DATASET ENTRIES ::
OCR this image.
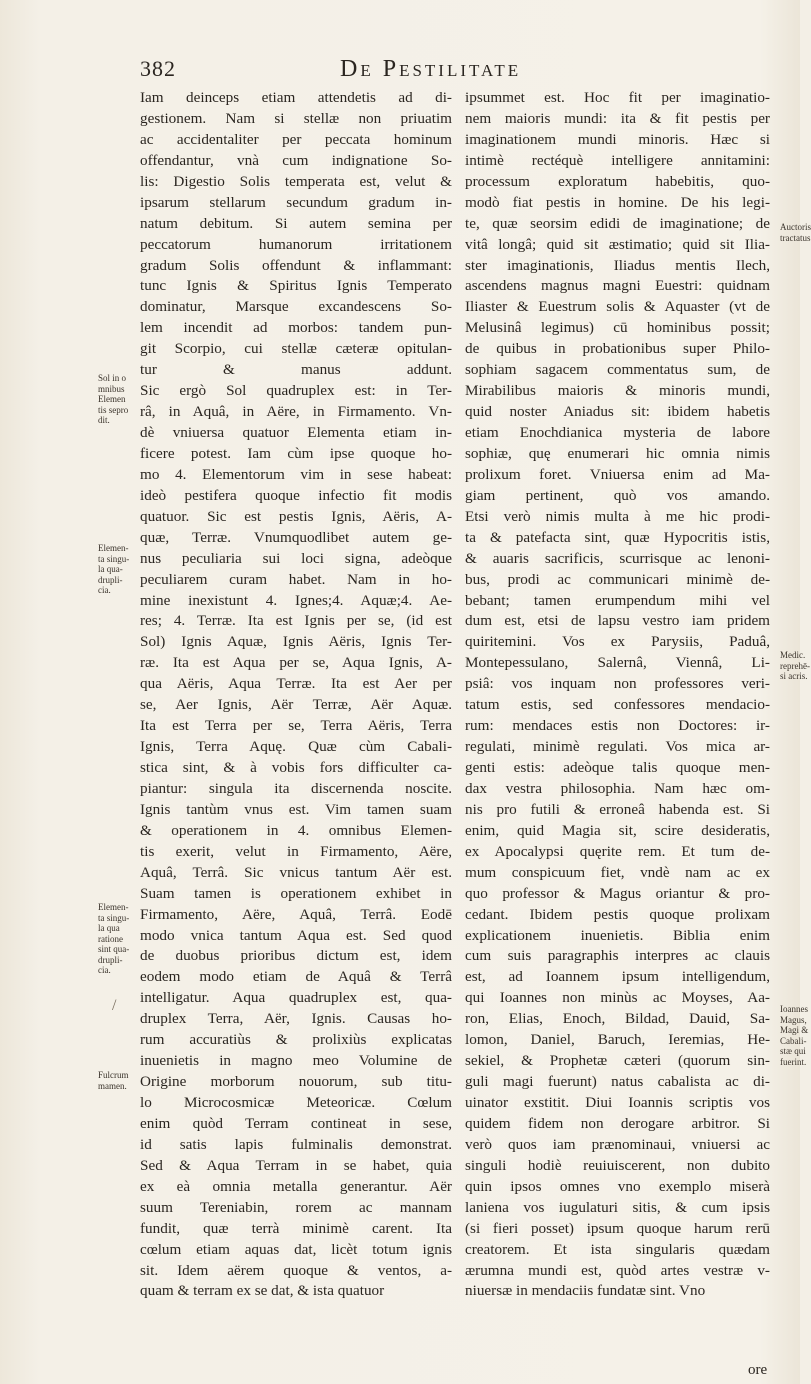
382	De Pestilitate
Iam deinceps etiam attendetis ad di-
gestionem. Nam si stellæ non priuatim
ac accidentaliter per peccata hominum
offendantur, vnà cum indignatione So-
lis: Digestio Solis temperata est, velut &
ipsarum stellarum secundum gradum in-
natum debitum. Si autem semina per
peccatorum humanorum irritationem
gradum Solis offendunt & inflammant:
tunc Ignis & Spiritus Ignis Temperato
dominatur, Marsque excandescens So-
lem incendit ad morbos: tandem pun-
git Scorpio, cui stellæ cæteræ opitulan-
tur & manus addunt.
Sic ergò Sol quadruplex est: in Ter-
râ, in Aquâ, in Aëre, in Firmamento. Vn-
dè vniuersa quatuor Elementa etiam in-
ficere potest. Iam cùm ipse quoque ho-
mo 4. Elementorum vim in sese habeat:
ideò pestifera quoque infectio fit modis
quatuor. Sic est pestis Ignis, Aëris, A-
quæ, Terræ. Vnumquodlibet autem ge-
nus peculiaria sui loci signa, adeòque
peculiarem curam habet. Nam in ho-
mine inexistunt 4. Ignes;4. Aquæ;4. Ae-
res; 4. Terræ. Ita est Ignis per se, (id est
Sol) Ignis Aquæ, Ignis Aëris, Ignis Ter-
ræ. Ita est Aqua per se, Aqua Ignis, A-
qua Aëris, Aqua Terræ. Ita est Aer per
se, Aer Ignis, Aër Terræ, Aër Aquæ.
Ita est Terra per se, Terra Aëris, Terra
Ignis, Terra Aquę. Quæ cùm Cabali-
stica sint, & à vobis fors difficulter ca-
piantur: singula ita discernenda noscite.
Ignis tantùm vnus est. Vim tamen suam
& operationem in 4. omnibus Elemen-
tis exerit, velut in Firmamento, Aëre,
Aquâ, Terrâ. Sic vnicus tantum Aër est.
Suam tamen is operationem exhibet in
Firmamento, Aëre, Aquâ, Terrâ. Eodē
modo vnica tantum Aqua est. Sed quod
de duobus prioribus dictum est, idem
eodem modo etiam de Aquâ & Terrâ
intelligatur. Aqua quadruplex est, qua-
druplex Terra, Aër, Ignis. Causas ho-
rum accuratiùs & prolixiùs explicatas
inuenietis in magno meo Volumine de
Origine morborum nouorum, sub titu-
lo Microcosmicæ Meteoricæ. Cœlum
enim quòd Terram contineat in sese,
id satis lapis fulminalis demonstrat.
Sed & Aqua Terram in se habet, quia
ex eà omnia metalla generantur. Aër
suum Tereniabin, rorem ac mannam
fundit, quæ terrà minimè carent. Ita
cœlum etiam aquas dat, licèt totum ignis
sit. Idem aërem quoque & ventos, a-
quam & terram ex se dat, & ista quatuor
ipsummet est. Hoc fit per imaginatio-
nem maioris mundi: ita & fit pestis per
imaginationem mundi minoris. Hæc si
intimè rectéquè intelligere annitamini:
processum exploratum habebitis, quo-
modò fiat pestis in homine. De his legi-
te, quæ seorsim edidi de imaginatione; de
vitâ longâ; quid sit æstimatio; quid sit Ilia-
ster imaginationis, Iliadus mentis Ilech,
ascendens magnus magni Euestri: quidnam
Iliaster & Euestrum solis & Aquaster (vt de
Melusinâ legimus) cū hominibus possit;
de quibus in probationibus super Philo-
sophiam sagacem commentatus sum, de
Mirabilibus maioris & minoris mundi,
quid noster Aniadus sit: ibidem habetis
etiam Enochdianica mysteria de labore
sophiæ, quę enumerari hic omnia nimis
prolixum foret. Vniuersa enim ad Ma-
giam pertinent, quò vos amando.
Etsi verò nimis multa à me hic prodi-
ta & patefacta sint, quæ Hypocritis istis,
& auaris sacrificis, scurrisque ac lenoni-
bus, prodi ac communicari minimè de-
bebant; tamen erumpendum mihi vel
dum est, etsi de lapsu vestro iam pridem
quiritemini. Vos ex Parysiis, Paduâ,
Montepessulano, Salernâ, Viennâ, Li-
psiâ: vos inquam non professores veri-
tatum estis, sed confessores mendacio-
rum: mendaces estis non Doctores: ir-
regulati, minimè regulati. Vos mica ar-
genti estis: adeòque talis quoque men-
dax vestra philosophia. Nam hæc om-
nis pro futili & erroneâ habenda est. Si
enim, quid Magia sit, scire desideratis,
ex Apocalypsi quęrite rem. Et tum de-
mum conspicuum fiet, vndè nam ac ex
quo professor & Magus oriantur & pro-
cedant. Ibidem pestis quoque prolixam
explicationem inuenietis. Biblia enim
cum suis paragraphis interpres ac clauis
est, ad Ioannem ipsum intelligendum,
qui Ioannes non minùs ac Moyses, Aa-
ron, Elias, Enoch, Bildad, Dauid, Sa-
lomon, Daniel, Baruch, Ieremias, He-
sekiel, & Prophetæ cæteri (quorum sin-
guli magi fuerunt) natus cabalista ac di-
uinator exstitit. Diui Ioannis scriptis vos
quidem fidem non derogare arbitror. Si
verò quos iam prænominaui, vniuersi ac
singuli hodiè reuiuiscerent, non dubito
quin ipsos omnes vno exemplo miserà
laniena vos iugulaturi sitis, & cum ipsis
(si fieri posset) ipsum quoque harum rerū
creatorem. Et ista singularis quædam
ærumna mundi est, quòd artes vestræ v-
niuersæ in mendaciis fundatæ sint. Vno
Sol in o
mnibus
Elemen
tis sepro
dit.
Elemen-
ta singu-
la qua-
drupli-
cia.
Elemen-
ta singu-
la qua
ratione
sint qua-
drupli-
cia.
Fulcrum
mamen.
Auctoris
tractatus
Medic.
reprehē-
si acris.
Ioannes
Magus,
Magi &
Cabali-
stæ qui
fuerint.
/
ore
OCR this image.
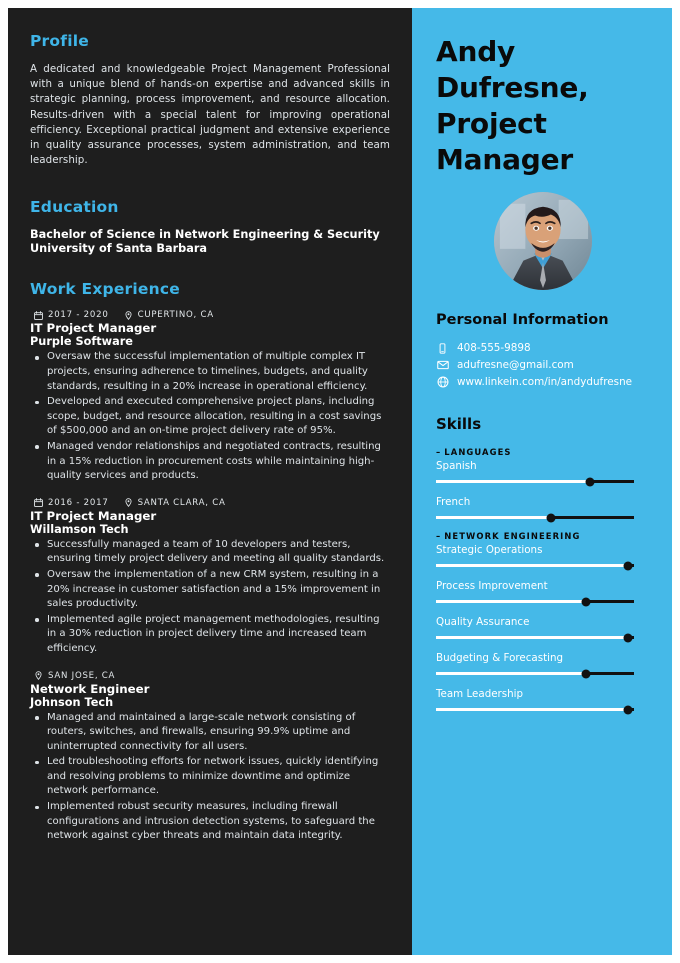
Profile
A dedicated and knowledgeable Project Management Professional with a unique blend of hands-on expertise and advanced skills in strategic planning, process improvement, and resource allocation. Results-driven with a special talent for improving operational efficiency. Exceptional practical judgment and extensive experience in quality assurance processes, system administration, and team leadership.
Education
Bachelor of Science in Network Engineering & Security
University of Santa Barbara
Work Experience
2017 - 2020	CUPERTINO, CA
IT Project Manager
Purple Software
Oversaw the successful implementation of multiple complex IT projects, ensuring adherence to timelines, budgets, and quality standards, resulting in a 20% increase in operational efficiency.
Developed and executed comprehensive project plans, including scope, budget, and resource allocation, resulting in a cost savings of $500,000 and an on-time project delivery rate of 95%.
Managed vendor relationships and negotiated contracts, resulting in a 15% reduction in procurement costs while maintaining high-quality services and products.
2016 - 2017	SANTA CLARA, CA
IT Project Manager
Willamson Tech
Successfully managed a team of 10 developers and testers, ensuring timely project delivery and meeting all quality standards.
Oversaw the implementation of a new CRM system, resulting in a 20% increase in customer satisfaction and a 15% improvement in sales productivity.
Implemented agile project management methodologies, resulting in a 30% reduction in project delivery time and increased team efficiency.
SAN JOSE, CA
Network Engineer
Johnson Tech
Managed and maintained a large-scale network consisting of routers, switches, and firewalls, ensuring 99.9% uptime and uninterrupted connectivity for all users.
Led troubleshooting efforts for network issues, quickly identifying and resolving problems to minimize downtime and optimize network performance.
Implemented robust security measures, including firewall configurations and intrusion detection systems, to safeguard the network against cyber threats and maintain data integrity.
Andy
Dufresne,
Project
Manager
Personal Information
408-555-9898
adufresne@gmail.com
www.linkein.com/in/andydufresne
Skills
– LANGUAGES
Spanish
French
– NETWORK ENGINEERING
Strategic Operations
Process Improvement
Quality Assurance
Budgeting & Forecasting
Team Leadership
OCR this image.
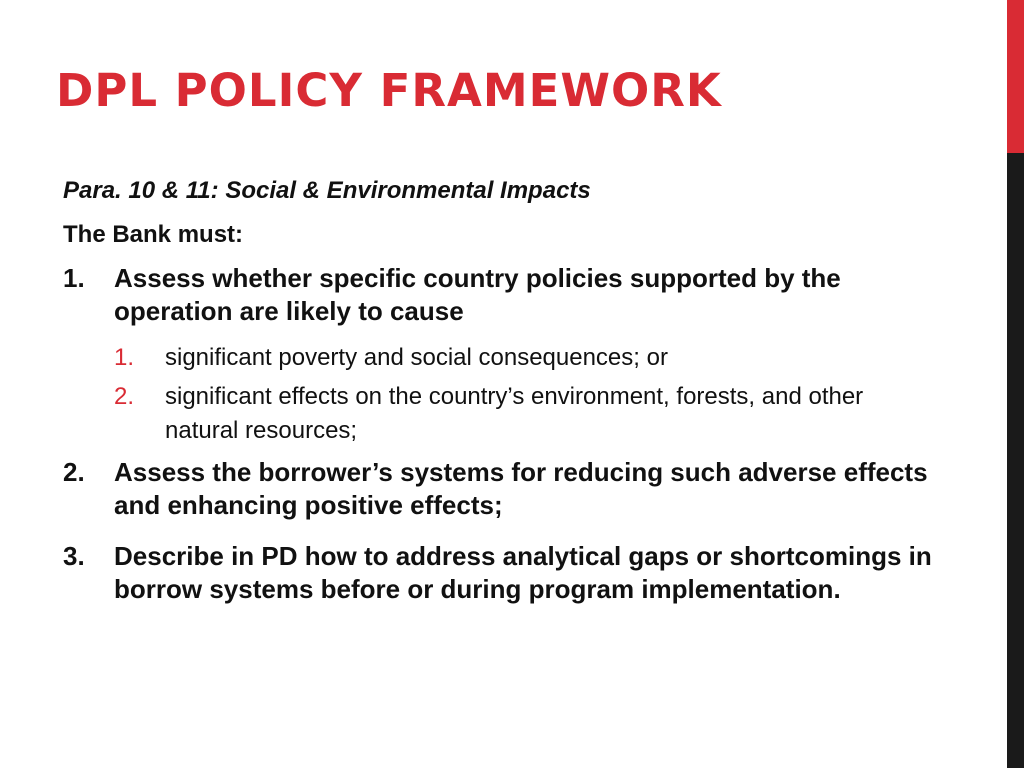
DPL POLICY FRAMEWORK

Para. 10 & 11: Social & Environmental Impacts

The Bank must:

1. Assess whether specific country policies supported by the operation are likely to cause
1. significant poverty and social consequences; or
2. significant effects on the country’s environment, forests, and other natural resources;
2. Assess the borrower’s systems for reducing such adverse effects and enhancing positive effects;
3. Describe in PD how to address analytical gaps or shortcomings in borrow systems before or during program implementation.
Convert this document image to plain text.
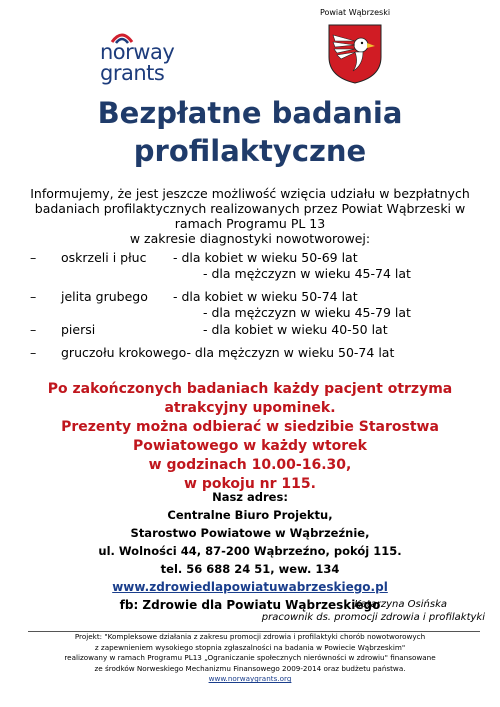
norway
grants
Powiat Wąbrzeski
Bezpłatne badania
profilaktyczne
Informujemy, że jest jeszcze możliwość wzięcia udziału w bezpłatnych
badaniach profilaktycznych realizowanych przez Powiat Wąbrzeski w
ramach Programu PL 13
w zakresie diagnostyki nowotworowej:
– oskrzeli i płuc - dla kobiet w wieku 50-69 lat
- dla mężczyzn w wieku 45-74 lat
– jelita grubego - dla kobiet w wieku 50-74 lat
- dla mężczyzn w wieku 45-79 lat
– piersi	- dla kobiet w wieku 40-50 lat
– gruczołu krokowego- dla mężczyzn w wieku 50-74 lat
Po zakończonych badaniach każdy pacjent otrzyma
atrakcyjny upominek.
Prezenty można odbierać w siedzibie Starostwa
Powiatowego w każdy wtorek
w godzinach 10.00-16.30,
w pokoju nr 115.
Nasz adres:
Centralne Biuro Projektu,
Starostwo Powiatowe w Wąbrzeźnie,
ul. Wolności 44, 87-200 Wąbrzeźno, pokój 115.
tel. 56 688 24 51, wew. 134
www.zdrowiedlapowiatuwabrzeskiego.pl
fb: Zdrowie dla Powiatu Wąbrzeskiego
Katarzyna Osińska
pracownik ds. promocji zdrowia i profilaktyki
Projekt: "Kompleksowe działania z zakresu promocji zdrowia i profilaktyki chorób nowotworowych
z zapewnieniem wysokiego stopnia zgłaszalności na badania w Powiecie Wąbrzeskim"
realizowany w ramach Programu PL13 „Ograniczanie społecznych nierówności w zdrowiu" finansowane
ze środków Norweskiego Mechanizmu Finansowego 2009-2014 oraz budżetu państwa.
www.norwaygrants.org
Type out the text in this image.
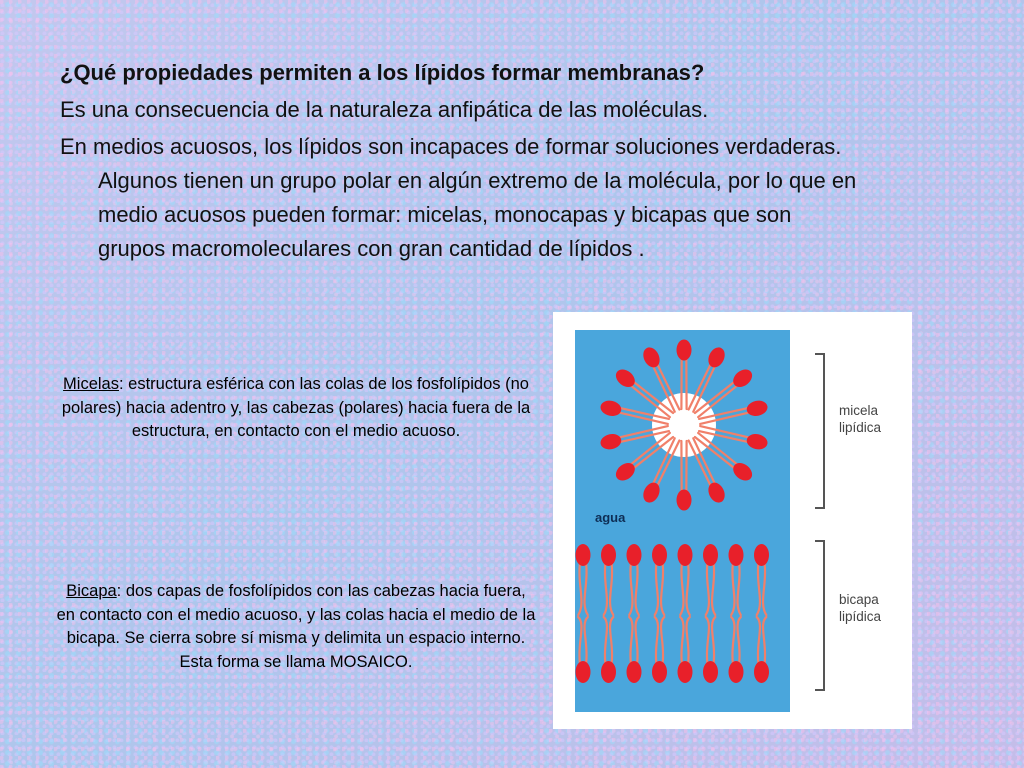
¿Qué propiedades permiten a los lípidos formar membranas?

Es una consecuencia de la naturaleza anfipática de las moléculas.

En medios acuosos, los lípidos son incapaces de formar soluciones verdaderas. Algunos tienen un grupo polar en algún extremo de la molécula, por lo que en medio acuosos pueden formar: micelas, monocapas y bicapas que son grupos macromoleculares con gran cantidad de lípidos .

Micelas: estructura esférica con las colas de los fosfolípidos (no polares) hacia adentro y, las cabezas (polares) hacia fuera de la estructura, en contacto con el medio acuoso.
Bicapa: dos capas de fosfolípidos con las cabezas hacia fuera, en contacto con el medio acuoso, y las colas hacia el medio de la bicapa. Se cierra sobre sí misma y delimita un espacio interno.
Esta forma se llama MOSAICO.
agua
micela
lipídica
bicapa
lipídica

STATED TASK ::
Identify the lines of the entries containing the string "colas". Copy each such line.

ANSWER TO THIS EXERCISE ::
Micelas: estructura esférica con las colas de los fosfolípidos (no polares) hacia adentro y, las cabezas (polares) hacia fuera de la estructura, en contacto con el medio acuoso.
Bicapa: dos capas de fosfolípidos con las cabezas hacia fuera, en contacto con el medio acuoso, y las colas hacia el medio de la bicapa. Se cierra sobre sí misma y delimita un espacio interno.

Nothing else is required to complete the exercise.